▸ Stated exercise: Write out all entries word for word.

▸ Data records:

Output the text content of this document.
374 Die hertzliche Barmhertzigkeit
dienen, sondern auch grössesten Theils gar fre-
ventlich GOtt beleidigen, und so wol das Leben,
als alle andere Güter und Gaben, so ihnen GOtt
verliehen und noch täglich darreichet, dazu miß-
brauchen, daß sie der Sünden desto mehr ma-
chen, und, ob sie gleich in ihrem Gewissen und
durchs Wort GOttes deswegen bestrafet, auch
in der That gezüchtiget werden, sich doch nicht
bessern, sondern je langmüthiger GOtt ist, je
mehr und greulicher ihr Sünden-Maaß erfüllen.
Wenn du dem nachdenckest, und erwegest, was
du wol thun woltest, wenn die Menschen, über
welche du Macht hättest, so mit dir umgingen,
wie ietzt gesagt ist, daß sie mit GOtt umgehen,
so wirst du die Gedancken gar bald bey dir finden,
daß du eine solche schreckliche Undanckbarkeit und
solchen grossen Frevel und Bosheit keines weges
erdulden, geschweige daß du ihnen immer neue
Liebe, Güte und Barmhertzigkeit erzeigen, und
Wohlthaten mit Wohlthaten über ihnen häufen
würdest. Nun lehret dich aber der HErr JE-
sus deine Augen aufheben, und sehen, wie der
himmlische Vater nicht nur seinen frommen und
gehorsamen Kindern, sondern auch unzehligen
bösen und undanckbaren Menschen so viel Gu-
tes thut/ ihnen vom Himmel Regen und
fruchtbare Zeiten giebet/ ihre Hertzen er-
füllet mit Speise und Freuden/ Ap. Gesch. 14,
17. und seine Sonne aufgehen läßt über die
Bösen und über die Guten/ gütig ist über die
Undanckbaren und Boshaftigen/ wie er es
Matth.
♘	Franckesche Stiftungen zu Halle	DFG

▸ Output below:
Output the text content of this document.
374 Die hertzliche Barmhertzigkeit
dienen, sondern auch grössesten Theils gar fre-
ventlich GOtt beleidigen, und so wol das Leben,
als alle andere Güter und Gaben, so ihnen GOtt
verliehen und noch täglich darreichet, dazu miß-
brauchen, daß sie der Sünden desto mehr ma-
chen, und, ob sie gleich in ihrem Gewissen und
durchs Wort GOttes deswegen bestrafet, auch
in der That gezüchtiget werden, sich doch nicht
bessern, sondern je langmüthiger GOtt ist, je
mehr und greulicher ihr Sünden-Maaß erfüllen.
Wenn du dem nachdenckest, und erwegest, was
du wol thun woltest, wenn die Menschen, über
welche du Macht hättest, so mit dir umgingen,
wie ietzt gesagt ist, daß sie mit GOtt umgehen,
so wirst du die Gedancken gar bald bey dir finden,
daß du eine solche schreckliche Undanckbarkeit und
solchen grossen Frevel und Bosheit keines weges
erdulden, geschweige daß du ihnen immer neue
Liebe, Güte und Barmhertzigkeit erzeigen, und
Wohlthaten mit Wohlthaten über ihnen häufen
würdest. Nun lehret dich aber der HErr JE-
sus deine Augen aufheben, und sehen, wie der
himmlische Vater nicht nur seinen frommen und
gehorsamen Kindern, sondern auch unzehligen
bösen und undanckbaren Menschen so viel Gu-
tes thut/ ihnen vom Himmel Regen und
fruchtbare Zeiten giebet/ ihre Hertzen er-
füllet mit Speise und Freuden/ Ap. Gesch. 14,
17. und seine Sonne aufgehen läßt über die
Bösen und über die Guten/ gütig ist über die
Undanckbaren und Boshaftigen/ wie er es
Matth.
♘	Franckesche Stiftungen zu Halle	DFG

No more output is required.